WRITTEN INSTRUCTION =
Extract each line from the entries below that has the string "left" in it.

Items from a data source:
* * * * * * * * *

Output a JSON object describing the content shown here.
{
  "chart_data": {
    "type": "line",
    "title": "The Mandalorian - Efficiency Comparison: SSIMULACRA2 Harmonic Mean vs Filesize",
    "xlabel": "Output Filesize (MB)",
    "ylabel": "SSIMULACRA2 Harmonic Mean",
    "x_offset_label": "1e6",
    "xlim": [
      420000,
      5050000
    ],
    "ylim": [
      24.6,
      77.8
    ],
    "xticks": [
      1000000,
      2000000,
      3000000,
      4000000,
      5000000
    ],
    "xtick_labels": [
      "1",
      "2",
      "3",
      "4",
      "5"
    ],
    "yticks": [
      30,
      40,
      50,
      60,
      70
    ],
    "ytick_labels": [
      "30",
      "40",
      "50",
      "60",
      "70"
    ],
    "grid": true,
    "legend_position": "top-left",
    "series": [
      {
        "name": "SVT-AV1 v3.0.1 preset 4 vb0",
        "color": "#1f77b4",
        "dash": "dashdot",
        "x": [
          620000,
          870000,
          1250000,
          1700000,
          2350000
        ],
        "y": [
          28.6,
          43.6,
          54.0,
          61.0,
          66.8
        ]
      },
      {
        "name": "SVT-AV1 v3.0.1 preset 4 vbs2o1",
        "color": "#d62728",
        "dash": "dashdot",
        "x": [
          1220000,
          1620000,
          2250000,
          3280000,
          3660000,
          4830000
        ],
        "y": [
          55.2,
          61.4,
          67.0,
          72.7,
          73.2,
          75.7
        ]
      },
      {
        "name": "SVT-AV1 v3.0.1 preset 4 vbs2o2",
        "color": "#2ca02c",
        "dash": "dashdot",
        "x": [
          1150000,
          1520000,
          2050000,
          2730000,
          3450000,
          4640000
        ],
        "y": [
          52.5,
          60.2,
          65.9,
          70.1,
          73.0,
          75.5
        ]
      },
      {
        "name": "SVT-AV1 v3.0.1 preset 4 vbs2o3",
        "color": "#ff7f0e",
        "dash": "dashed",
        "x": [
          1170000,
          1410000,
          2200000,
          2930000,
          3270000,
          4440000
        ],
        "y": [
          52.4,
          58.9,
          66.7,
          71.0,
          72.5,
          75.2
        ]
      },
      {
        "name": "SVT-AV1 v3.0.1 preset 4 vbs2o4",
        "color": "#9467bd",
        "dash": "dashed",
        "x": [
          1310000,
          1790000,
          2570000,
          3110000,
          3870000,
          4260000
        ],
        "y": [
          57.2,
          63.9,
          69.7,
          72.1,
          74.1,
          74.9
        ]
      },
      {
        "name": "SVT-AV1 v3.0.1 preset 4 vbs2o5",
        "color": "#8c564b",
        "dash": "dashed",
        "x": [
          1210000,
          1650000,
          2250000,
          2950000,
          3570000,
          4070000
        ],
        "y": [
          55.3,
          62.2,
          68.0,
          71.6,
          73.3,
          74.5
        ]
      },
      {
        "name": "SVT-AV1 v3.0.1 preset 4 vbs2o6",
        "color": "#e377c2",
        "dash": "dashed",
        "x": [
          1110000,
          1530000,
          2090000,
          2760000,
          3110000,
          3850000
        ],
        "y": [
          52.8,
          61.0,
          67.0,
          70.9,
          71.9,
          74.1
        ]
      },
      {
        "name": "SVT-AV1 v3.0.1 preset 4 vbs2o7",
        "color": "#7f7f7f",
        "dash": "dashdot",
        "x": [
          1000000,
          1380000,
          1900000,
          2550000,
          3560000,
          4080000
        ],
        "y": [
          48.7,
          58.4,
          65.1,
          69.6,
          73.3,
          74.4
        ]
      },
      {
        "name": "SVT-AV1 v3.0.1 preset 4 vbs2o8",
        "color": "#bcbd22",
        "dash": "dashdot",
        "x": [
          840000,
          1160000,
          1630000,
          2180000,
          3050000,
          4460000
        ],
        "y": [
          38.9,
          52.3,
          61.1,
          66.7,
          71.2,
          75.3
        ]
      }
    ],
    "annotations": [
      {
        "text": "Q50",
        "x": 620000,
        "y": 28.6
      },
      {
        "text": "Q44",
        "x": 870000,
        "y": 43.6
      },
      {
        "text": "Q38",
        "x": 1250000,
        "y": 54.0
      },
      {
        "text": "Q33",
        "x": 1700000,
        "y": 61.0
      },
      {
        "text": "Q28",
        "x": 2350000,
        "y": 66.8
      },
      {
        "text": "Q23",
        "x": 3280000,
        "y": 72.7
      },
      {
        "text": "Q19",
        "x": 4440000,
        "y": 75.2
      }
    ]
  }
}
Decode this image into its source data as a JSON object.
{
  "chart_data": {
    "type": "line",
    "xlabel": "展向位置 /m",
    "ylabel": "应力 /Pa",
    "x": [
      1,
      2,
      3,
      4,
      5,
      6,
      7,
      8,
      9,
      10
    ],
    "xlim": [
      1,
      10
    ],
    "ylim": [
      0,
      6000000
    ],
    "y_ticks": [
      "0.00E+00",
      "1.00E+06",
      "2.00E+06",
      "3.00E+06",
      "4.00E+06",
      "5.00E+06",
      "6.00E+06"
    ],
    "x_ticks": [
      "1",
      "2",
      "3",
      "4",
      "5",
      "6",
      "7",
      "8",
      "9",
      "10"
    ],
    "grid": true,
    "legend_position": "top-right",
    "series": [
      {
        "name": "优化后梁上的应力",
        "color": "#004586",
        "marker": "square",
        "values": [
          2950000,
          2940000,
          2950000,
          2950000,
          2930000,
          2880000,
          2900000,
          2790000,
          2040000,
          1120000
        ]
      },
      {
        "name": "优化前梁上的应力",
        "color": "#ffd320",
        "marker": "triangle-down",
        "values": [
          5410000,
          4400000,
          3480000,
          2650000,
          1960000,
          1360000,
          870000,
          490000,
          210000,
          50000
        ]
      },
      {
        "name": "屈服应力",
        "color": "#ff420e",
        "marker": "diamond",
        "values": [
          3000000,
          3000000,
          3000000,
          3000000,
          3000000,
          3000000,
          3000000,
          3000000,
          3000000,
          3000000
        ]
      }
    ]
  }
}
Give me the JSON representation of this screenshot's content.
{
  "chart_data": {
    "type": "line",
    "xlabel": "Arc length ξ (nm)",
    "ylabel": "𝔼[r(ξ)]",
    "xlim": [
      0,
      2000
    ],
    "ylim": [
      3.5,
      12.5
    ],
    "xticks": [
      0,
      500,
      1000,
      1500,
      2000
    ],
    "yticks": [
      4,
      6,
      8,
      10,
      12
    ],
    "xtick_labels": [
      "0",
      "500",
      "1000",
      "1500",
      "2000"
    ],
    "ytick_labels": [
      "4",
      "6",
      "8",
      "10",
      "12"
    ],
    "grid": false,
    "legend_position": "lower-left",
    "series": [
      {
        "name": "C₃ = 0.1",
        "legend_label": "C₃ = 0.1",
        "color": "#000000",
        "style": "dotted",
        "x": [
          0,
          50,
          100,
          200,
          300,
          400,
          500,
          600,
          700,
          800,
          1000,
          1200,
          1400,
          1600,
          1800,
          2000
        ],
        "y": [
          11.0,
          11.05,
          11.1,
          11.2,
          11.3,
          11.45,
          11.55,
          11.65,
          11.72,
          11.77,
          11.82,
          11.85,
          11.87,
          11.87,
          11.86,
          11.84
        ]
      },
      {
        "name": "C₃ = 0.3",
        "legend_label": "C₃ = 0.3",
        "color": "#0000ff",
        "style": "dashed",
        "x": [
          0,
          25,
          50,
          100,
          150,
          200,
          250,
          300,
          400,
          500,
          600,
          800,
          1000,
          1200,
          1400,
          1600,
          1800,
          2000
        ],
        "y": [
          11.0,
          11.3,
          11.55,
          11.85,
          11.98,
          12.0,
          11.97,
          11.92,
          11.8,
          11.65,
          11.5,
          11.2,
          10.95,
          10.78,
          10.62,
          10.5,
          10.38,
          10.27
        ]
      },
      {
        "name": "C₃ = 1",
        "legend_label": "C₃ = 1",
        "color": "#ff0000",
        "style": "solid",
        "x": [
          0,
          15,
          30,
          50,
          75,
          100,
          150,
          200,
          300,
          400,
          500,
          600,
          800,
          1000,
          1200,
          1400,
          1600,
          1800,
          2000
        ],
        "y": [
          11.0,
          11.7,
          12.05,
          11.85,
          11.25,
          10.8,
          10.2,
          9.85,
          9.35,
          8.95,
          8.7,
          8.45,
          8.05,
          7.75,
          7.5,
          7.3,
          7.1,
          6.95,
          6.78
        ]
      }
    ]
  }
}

* * * * * * * * *

OUTPUT OF THE TASK =
    "legend_position": "top-left",
    "legend_position": "lower-left",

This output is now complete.